┌─ Supplied material
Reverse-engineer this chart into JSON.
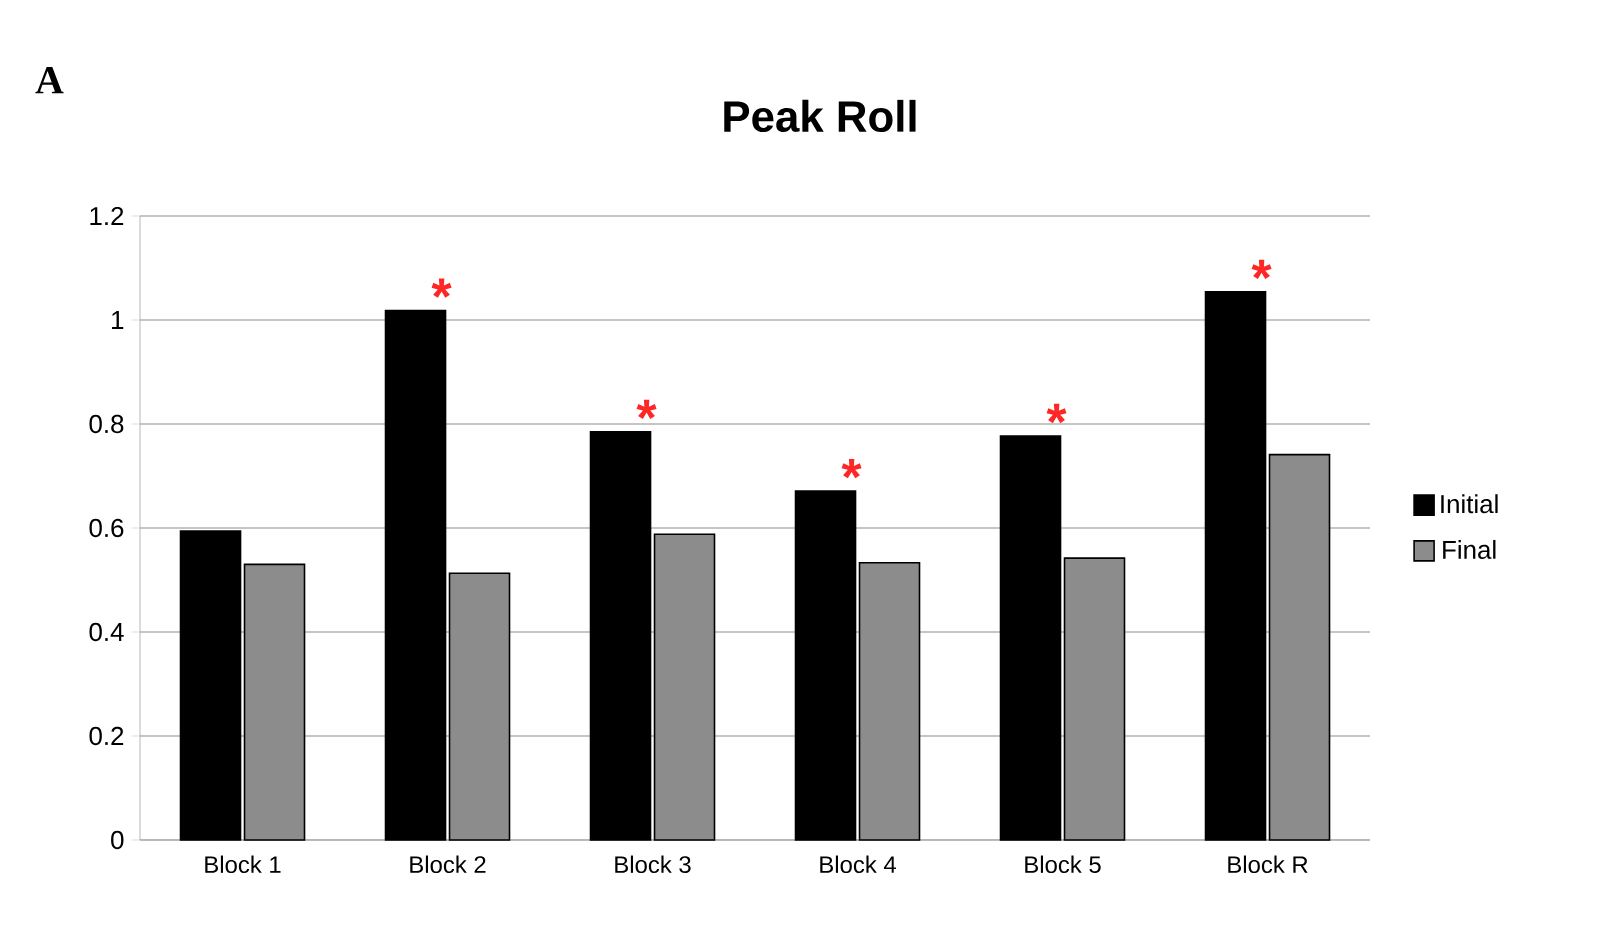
{
  "chart_data": {
    "type": "bar",
    "title": "Peak Roll",
    "categories": [
      "Block 1",
      "Block 2",
      "Block 3",
      "Block 4",
      "Block 5",
      "Block R"
    ],
    "series": [
      {
        "name": "Initial",
        "color": "#000000",
        "values": [
          0.594,
          1.018,
          0.785,
          0.671,
          0.777,
          1.054
        ]
      },
      {
        "name": "Final",
        "color": "#8c8c8c",
        "values": [
          0.53,
          0.513,
          0.588,
          0.533,
          0.542,
          0.741
        ]
      }
    ],
    "ylim": [
      0,
      1.2
    ],
    "yticks": [
      0,
      0.2,
      0.4,
      0.6,
      0.8,
      1,
      1.2
    ],
    "grid": "y",
    "legend": "right",
    "annotations": [
      "A",
      {
        "text": "*",
        "x": "Block 2",
        "y": 1.018
      },
      {
        "text": "*",
        "x": "Block 3",
        "y": 0.785
      },
      {
        "text": "*",
        "x": "Block 4",
        "y": 0.671
      },
      {
        "text": "*",
        "x": "Block 5",
        "y": 0.777
      },
      {
        "text": "*",
        "x": "Block R",
        "y": 1.054
      }
    ]
  }
}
└─
Given task =>
For each line in the data above that contains the string "Block", extract the line.

Problem solution =>
      "Block 1",
      "Block 2",
      "Block 3",
      "Block 4",
      "Block 5",
      "Block R"
        "x": "Block 2",
        "x": "Block 3",
        "x": "Block 4",
        "x": "Block 5",
        "x": "Block R",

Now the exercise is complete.